Copy every line with the string "Speed" in it.

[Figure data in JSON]
————

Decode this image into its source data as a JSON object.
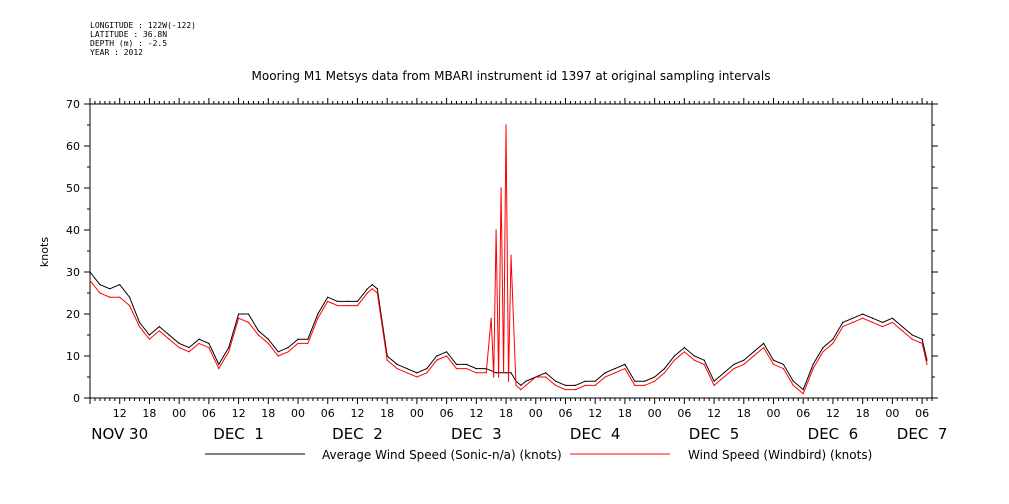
{
  "meta": {
    "longitude": "LONGITUDE : 122W(-122)",
    "latitude": "LATITUDE : 36.8N",
    "depth": "DEPTH (m) : -2.5",
    "year": "YEAR : 2012"
  },
  "chart_data": {
    "type": "line",
    "title": "Mooring M1 Metsys data from MBARI instrument id 1397 at original sampling intervals",
    "ylabel": "knots",
    "xlabel": "",
    "ylim": [
      0,
      70
    ],
    "yticks": [
      0,
      10,
      20,
      30,
      40,
      50,
      60,
      70
    ],
    "xlim_hours": [
      0,
      170
    ],
    "hour_labels": [
      "12",
      "18",
      "00",
      "06",
      "12",
      "18",
      "00",
      "06",
      "12",
      "18",
      "00",
      "06",
      "12",
      "18",
      "00",
      "06",
      "12",
      "18",
      "00",
      "06",
      "12",
      "18",
      "00",
      "06",
      "12",
      "18",
      "00",
      "06"
    ],
    "day_labels": [
      "NOV 30",
      "DEC  1",
      "DEC  2",
      "DEC  3",
      "DEC  4",
      "DEC  5",
      "DEC  6",
      "DEC  7"
    ],
    "day_label_hours": [
      6,
      30,
      54,
      78,
      102,
      126,
      150,
      168
    ],
    "grid": false,
    "legend_position": "bottom",
    "colors": {
      "black_series": "#000000",
      "red_series": "#ff0000"
    },
    "series": [
      {
        "name": "Average Wind Speed (Sonic-n/a) (knots)",
        "color": "#000000",
        "x": [
          0,
          2,
          4,
          6,
          8,
          10,
          12,
          14,
          16,
          18,
          20,
          22,
          24,
          26,
          28,
          30,
          32,
          34,
          36,
          38,
          40,
          42,
          44,
          46,
          48,
          50,
          52,
          54,
          56,
          57,
          58,
          60,
          62,
          64,
          66,
          68,
          70,
          72,
          74,
          76,
          78,
          80,
          82,
          84,
          85,
          86,
          87,
          88,
          90,
          92,
          94,
          96,
          98,
          100,
          102,
          104,
          106,
          108,
          110,
          112,
          114,
          116,
          118,
          120,
          122,
          124,
          126,
          128,
          130,
          132,
          134,
          136,
          138,
          140,
          142,
          144,
          146,
          148,
          150,
          152,
          154,
          156,
          158,
          160,
          162,
          164,
          166,
          168,
          169
        ],
        "y": [
          30,
          27,
          26,
          27,
          24,
          18,
          15,
          17,
          15,
          13,
          12,
          14,
          13,
          8,
          12,
          20,
          20,
          16,
          14,
          11,
          12,
          14,
          14,
          20,
          24,
          23,
          23,
          23,
          26,
          27,
          26,
          10,
          8,
          7,
          6,
          7,
          10,
          11,
          8,
          8,
          7,
          7,
          6,
          6,
          6,
          4,
          3,
          4,
          5,
          6,
          4,
          3,
          3,
          4,
          4,
          6,
          7,
          8,
          4,
          4,
          5,
          7,
          10,
          12,
          10,
          9,
          4,
          6,
          8,
          9,
          11,
          13,
          9,
          8,
          4,
          2,
          8,
          12,
          14,
          18,
          19,
          20,
          19,
          18,
          19,
          17,
          15,
          14,
          9
        ]
      },
      {
        "name": "Wind Speed (Windbird) (knots)",
        "color": "#ff0000",
        "x": [
          0,
          2,
          4,
          6,
          8,
          10,
          12,
          14,
          16,
          18,
          20,
          22,
          24,
          26,
          28,
          30,
          32,
          34,
          36,
          38,
          40,
          42,
          44,
          46,
          48,
          50,
          52,
          54,
          56,
          57,
          58,
          60,
          62,
          64,
          66,
          68,
          70,
          72,
          74,
          76,
          78,
          80,
          81,
          81.5,
          82,
          82.5,
          83,
          83.5,
          84,
          84.5,
          85,
          86,
          87,
          88,
          90,
          92,
          94,
          96,
          98,
          100,
          102,
          104,
          106,
          108,
          110,
          112,
          114,
          116,
          118,
          120,
          122,
          124,
          126,
          128,
          130,
          132,
          134,
          136,
          138,
          140,
          142,
          144,
          146,
          148,
          150,
          152,
          154,
          156,
          158,
          160,
          162,
          164,
          166,
          168,
          169
        ],
        "y": [
          28,
          25,
          24,
          24,
          22,
          17,
          14,
          16,
          14,
          12,
          11,
          13,
          12,
          7,
          11,
          19,
          18,
          15,
          13,
          10,
          11,
          13,
          13,
          19,
          23,
          22,
          22,
          22,
          25,
          26,
          25,
          9,
          7,
          6,
          5,
          6,
          9,
          10,
          7,
          7,
          6,
          6,
          19,
          5,
          40,
          5,
          50,
          6,
          65,
          4,
          34,
          3,
          2,
          3,
          5,
          5,
          3,
          2,
          2,
          3,
          3,
          5,
          6,
          7,
          3,
          3,
          4,
          6,
          9,
          11,
          9,
          8,
          3,
          5,
          7,
          8,
          10,
          12,
          8,
          7,
          3,
          1,
          7,
          11,
          13,
          17,
          18,
          19,
          18,
          17,
          18,
          16,
          14,
          13,
          8
        ]
      }
    ]
  }
}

————

> _Solution below_:
        "name": "Average Wind Speed (Sonic-n/a) (knots)",
        "name": "Wind Speed (Windbird) (knots)",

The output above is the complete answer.